### Written problem
Which lines include the word "title"? Copy each of them.

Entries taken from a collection
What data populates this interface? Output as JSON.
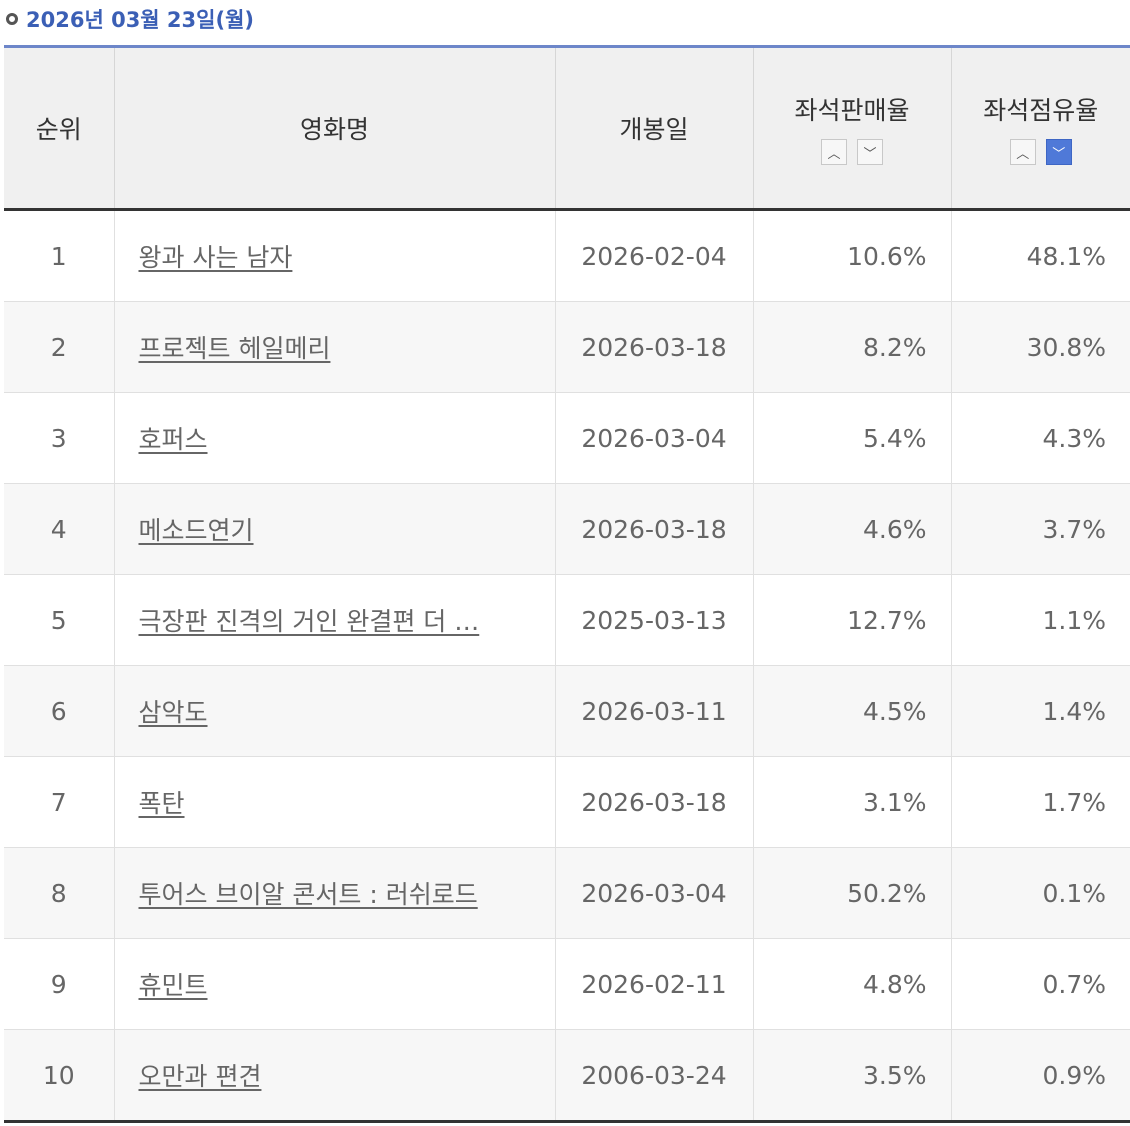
{
  "header": {
    "date": "2026년 03월 23일(월)"
  },
  "columns": {
    "rank": "순위",
    "title": "영화명",
    "release": "개봉일",
    "sales_rate": "좌석판매율",
    "share_rate": "좌석점유율"
  },
  "sort_icons": {
    "up": "chevron-up-icon",
    "down": "chevron-down-icon"
  },
  "colors": {
    "accent": "#3b5fb5",
    "active_sort": "#4f79d8"
  },
  "rows": [
    {
      "rank": "1",
      "title": "왕과 사는 남자",
      "release": "2026-02-04",
      "sales": "10.6%",
      "share": "48.1%"
    },
    {
      "rank": "2",
      "title": "프로젝트 헤일메리",
      "release": "2026-03-18",
      "sales": "8.2%",
      "share": "30.8%"
    },
    {
      "rank": "3",
      "title": "호퍼스",
      "release": "2026-03-04",
      "sales": "5.4%",
      "share": "4.3%"
    },
    {
      "rank": "4",
      "title": "메소드연기",
      "release": "2026-03-18",
      "sales": "4.6%",
      "share": "3.7%"
    },
    {
      "rank": "5",
      "title": "극장판 진격의 거인 완결편 더 …",
      "release": "2025-03-13",
      "sales": "12.7%",
      "share": "1.1%"
    },
    {
      "rank": "6",
      "title": "삼악도",
      "release": "2026-03-11",
      "sales": "4.5%",
      "share": "1.4%"
    },
    {
      "rank": "7",
      "title": "폭탄",
      "release": "2026-03-18",
      "sales": "3.1%",
      "share": "1.7%"
    },
    {
      "rank": "8",
      "title": "투어스 브이알 콘서트 : 러쉬로드",
      "release": "2026-03-04",
      "sales": "50.2%",
      "share": "0.1%"
    },
    {
      "rank": "9",
      "title": "휴민트",
      "release": "2026-02-11",
      "sales": "4.8%",
      "share": "0.7%"
    },
    {
      "rank": "10",
      "title": "오만과 편견",
      "release": "2006-03-24",
      "sales": "3.5%",
      "share": "0.9%"
    }
  ]
}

### Answer
    "title": "영화명",
      "title": "왕과 사는 남자",
      "title": "프로젝트 헤일메리",
      "title": "호퍼스",
      "title": "메소드연기",
      "title": "극장판 진격의 거인 완결편 더 …",
      "title": "삼악도",
      "title": "폭탄",
      "title": "투어스 브이알 콘서트 : 러쉬로드",
      "title": "휴민트",
      "title": "오만과 편견",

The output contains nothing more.